> DATA FOR THE TASK
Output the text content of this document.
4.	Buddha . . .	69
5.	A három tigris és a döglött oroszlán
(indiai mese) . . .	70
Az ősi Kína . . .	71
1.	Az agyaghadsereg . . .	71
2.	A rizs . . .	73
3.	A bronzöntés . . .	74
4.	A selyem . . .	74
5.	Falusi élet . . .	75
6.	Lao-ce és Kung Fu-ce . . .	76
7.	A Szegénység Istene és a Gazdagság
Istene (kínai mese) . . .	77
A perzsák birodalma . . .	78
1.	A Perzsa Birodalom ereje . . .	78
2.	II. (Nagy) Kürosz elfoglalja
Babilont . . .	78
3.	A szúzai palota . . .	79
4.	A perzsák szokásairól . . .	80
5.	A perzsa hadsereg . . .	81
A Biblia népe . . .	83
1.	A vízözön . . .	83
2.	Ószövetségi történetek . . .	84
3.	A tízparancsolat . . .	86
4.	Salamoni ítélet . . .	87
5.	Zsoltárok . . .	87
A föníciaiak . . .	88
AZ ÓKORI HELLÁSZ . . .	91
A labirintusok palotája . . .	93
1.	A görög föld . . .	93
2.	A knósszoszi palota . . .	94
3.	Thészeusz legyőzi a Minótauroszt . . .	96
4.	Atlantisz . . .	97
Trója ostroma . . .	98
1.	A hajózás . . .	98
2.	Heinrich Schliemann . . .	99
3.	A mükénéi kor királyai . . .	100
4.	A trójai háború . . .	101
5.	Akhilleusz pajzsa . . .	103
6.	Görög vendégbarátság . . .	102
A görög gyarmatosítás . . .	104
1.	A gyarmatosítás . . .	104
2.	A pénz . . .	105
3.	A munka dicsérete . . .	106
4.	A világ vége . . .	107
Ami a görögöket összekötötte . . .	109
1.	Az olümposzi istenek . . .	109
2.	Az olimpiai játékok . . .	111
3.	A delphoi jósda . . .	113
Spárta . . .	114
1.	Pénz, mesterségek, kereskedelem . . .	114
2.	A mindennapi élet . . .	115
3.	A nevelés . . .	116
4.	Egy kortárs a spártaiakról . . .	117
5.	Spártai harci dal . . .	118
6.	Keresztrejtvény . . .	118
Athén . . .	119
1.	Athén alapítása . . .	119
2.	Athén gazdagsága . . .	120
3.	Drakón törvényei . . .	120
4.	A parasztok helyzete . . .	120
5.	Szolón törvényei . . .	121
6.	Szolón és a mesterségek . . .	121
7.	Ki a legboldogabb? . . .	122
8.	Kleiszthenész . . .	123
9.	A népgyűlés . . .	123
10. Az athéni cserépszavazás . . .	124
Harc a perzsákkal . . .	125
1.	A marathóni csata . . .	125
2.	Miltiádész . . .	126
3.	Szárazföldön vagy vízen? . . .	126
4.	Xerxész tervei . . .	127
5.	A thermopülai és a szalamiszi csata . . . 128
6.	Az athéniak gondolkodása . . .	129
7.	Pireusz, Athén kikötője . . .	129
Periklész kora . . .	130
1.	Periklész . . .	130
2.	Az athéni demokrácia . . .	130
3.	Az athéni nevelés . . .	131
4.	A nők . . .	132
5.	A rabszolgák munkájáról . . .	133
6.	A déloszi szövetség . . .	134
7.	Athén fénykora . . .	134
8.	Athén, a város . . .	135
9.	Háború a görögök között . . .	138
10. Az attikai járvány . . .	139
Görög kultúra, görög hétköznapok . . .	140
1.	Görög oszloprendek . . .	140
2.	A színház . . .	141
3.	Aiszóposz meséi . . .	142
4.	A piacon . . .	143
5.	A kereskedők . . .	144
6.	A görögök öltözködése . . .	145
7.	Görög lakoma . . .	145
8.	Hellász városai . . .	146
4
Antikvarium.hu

> SET EXERCISE
Return every line exactly.

> RESPONSE TO THIS TASK
Output the text content of this document.
4.	Buddha . . .	69
5.	A három tigris és a döglött oroszlán
(indiai mese) . . .	70
Az ősi Kína . . .	71
1.	Az agyaghadsereg . . .	71
2.	A rizs . . .	73
3.	A bronzöntés . . .	74
4.	A selyem . . .	74
5.	Falusi élet . . .	75
6.	Lao-ce és Kung Fu-ce . . .	76
7.	A Szegénység Istene és a Gazdagság
Istene (kínai mese) . . .	77
A perzsák birodalma . . .	78
1.	A Perzsa Birodalom ereje . . .	78
2.	II. (Nagy) Kürosz elfoglalja
Babilont . . .	78
3.	A szúzai palota . . .	79
4.	A perzsák szokásairól . . .	80
5.	A perzsa hadsereg . . .	81
A Biblia népe . . .	83
1.	A vízözön . . .	83
2.	Ószövetségi történetek . . .	84
3.	A tízparancsolat . . .	86
4.	Salamoni ítélet . . .	87
5.	Zsoltárok . . .	87
A föníciaiak . . .	88
AZ ÓKORI HELLÁSZ . . .	91
A labirintusok palotája . . .	93
1.	A görög föld . . .	93
2.	A knósszoszi palota . . .	94
3.	Thészeusz legyőzi a Minótauroszt . . .	96
4.	Atlantisz . . .	97
Trója ostroma . . .	98
1.	A hajózás . . .	98
2.	Heinrich Schliemann . . .	99
3.	A mükénéi kor királyai . . .	100
4.	A trójai háború . . .	101
5.	Akhilleusz pajzsa . . .	103
6.	Görög vendégbarátság . . .	102
A görög gyarmatosítás . . .	104
1.	A gyarmatosítás . . .	104
2.	A pénz . . .	105
3.	A munka dicsérete . . .	106
4.	A világ vége . . .	107
Ami a görögöket összekötötte . . .	109
1.	Az olümposzi istenek . . .	109
2.	Az olimpiai játékok . . .	111
3.	A delphoi jósda . . .	113
Spárta . . .	114
1.	Pénz, mesterségek, kereskedelem . . .	114
2.	A mindennapi élet . . .	115
3.	A nevelés . . .	116
4.	Egy kortárs a spártaiakról . . .	117
5.	Spártai harci dal . . .	118
6.	Keresztrejtvény . . .	118
Athén . . .	119
1.	Athén alapítása . . .	119
2.	Athén gazdagsága . . .	120
3.	Drakón törvényei . . .	120
4.	A parasztok helyzete . . .	120
5.	Szolón törvényei . . .	121
6.	Szolón és a mesterségek . . .	121
7.	Ki a legboldogabb? . . .	122
8.	Kleiszthenész . . .	123
9.	A népgyűlés . . .	123
10. Az athéni cserépszavazás . . .	124
Harc a perzsákkal . . .	125
1.	A marathóni csata . . .	125
2.	Miltiádész . . .	126
3.	Szárazföldön vagy vízen? . . .	126
4.	Xerxész tervei . . .	127
5.	A thermopülai és a szalamiszi csata . . . 128
6.	Az athéniak gondolkodása . . .	129
7.	Pireusz, Athén kikötője . . .	129
Periklész kora . . .	130
1.	Periklész . . .	130
2.	Az athéni demokrácia . . .	130
3.	Az athéni nevelés . . .	131
4.	A nők . . .	132
5.	A rabszolgák munkájáról . . .	133
6.	A déloszi szövetség . . .	134
7.	Athén fénykora . . .	134
8.	Athén, a város . . .	135
9.	Háború a görögök között . . .	138
10. Az attikai járvány . . .	139
Görög kultúra, görög hétköznapok . . .	140
1.	Görög oszloprendek . . .	140
2.	A színház . . .	141
3.	Aiszóposz meséi . . .	142
4.	A piacon . . .	143
5.	A kereskedők . . .	144
6.	A görögök öltözködése . . .	145
7.	Görög lakoma . . .	145
8.	Hellász városai . . .	146
4
Antikvarium.hu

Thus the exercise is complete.